*STATED TASK:* Copy each line of the listing below exactly.

[Begin]

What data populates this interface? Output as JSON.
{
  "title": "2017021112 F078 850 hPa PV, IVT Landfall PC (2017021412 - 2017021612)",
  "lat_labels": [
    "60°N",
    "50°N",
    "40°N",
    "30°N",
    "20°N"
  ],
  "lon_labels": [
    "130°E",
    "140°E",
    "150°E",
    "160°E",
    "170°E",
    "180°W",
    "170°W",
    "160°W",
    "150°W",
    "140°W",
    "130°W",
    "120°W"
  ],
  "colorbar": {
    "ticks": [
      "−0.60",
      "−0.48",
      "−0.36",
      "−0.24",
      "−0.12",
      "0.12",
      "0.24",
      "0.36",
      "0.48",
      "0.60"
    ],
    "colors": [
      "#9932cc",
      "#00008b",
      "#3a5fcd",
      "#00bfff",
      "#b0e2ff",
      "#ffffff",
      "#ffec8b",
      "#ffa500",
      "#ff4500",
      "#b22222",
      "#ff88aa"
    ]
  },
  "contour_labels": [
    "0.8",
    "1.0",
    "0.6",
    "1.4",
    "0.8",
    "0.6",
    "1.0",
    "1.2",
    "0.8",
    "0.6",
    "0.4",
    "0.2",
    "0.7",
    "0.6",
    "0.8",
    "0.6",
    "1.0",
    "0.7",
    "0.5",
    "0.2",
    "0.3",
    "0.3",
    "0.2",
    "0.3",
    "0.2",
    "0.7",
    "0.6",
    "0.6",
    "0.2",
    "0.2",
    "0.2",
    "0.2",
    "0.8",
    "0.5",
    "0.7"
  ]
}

[End]

*WRITTEN SOLUTION:*
What data populates this interface? Output as JSON.
{
  "title": "2017021112 F078 850 hPa PV, IVT Landfall PC (2017021412 - 2017021612)",
  "lat_labels": [
    "60°N",
    "50°N",
    "40°N",
    "30°N",
    "20°N"
  ],
  "lon_labels": [
    "130°E",
    "140°E",
    "150°E",
    "160°E",
    "170°E",
    "180°W",
    "170°W",
    "160°W",
    "150°W",
    "140°W",
    "130°W",
    "120°W"
  ],
  "colorbar": {
    "ticks": [
      "−0.60",
      "−0.48",
      "−0.36",
      "−0.24",
      "−0.12",
      "0.12",
      "0.24",
      "0.36",
      "0.48",
      "0.60"
    ],
    "colors": [
      "#9932cc",
      "#00008b",
      "#3a5fcd",
      "#00bfff",
      "#b0e2ff",
      "#ffffff",
      "#ffec8b",
      "#ffa500",
      "#ff4500",
      "#b22222",
      "#ff88aa"
    ]
  },
  "contour_labels": [
    "0.8",
    "1.0",
    "0.6",
    "1.4",
    "0.8",
    "0.6",
    "1.0",
    "1.2",
    "0.8",
    "0.6",
    "0.4",
    "0.2",
    "0.7",
    "0.6",
    "0.8",
    "0.6",
    "1.0",
    "0.7",
    "0.5",
    "0.2",
    "0.3",
    "0.3",
    "0.2",
    "0.3",
    "0.2",
    "0.7",
    "0.6",
    "0.6",
    "0.2",
    "0.2",
    "0.2",
    "0.2",
    "0.8",
    "0.5",
    "0.7"
  ]
}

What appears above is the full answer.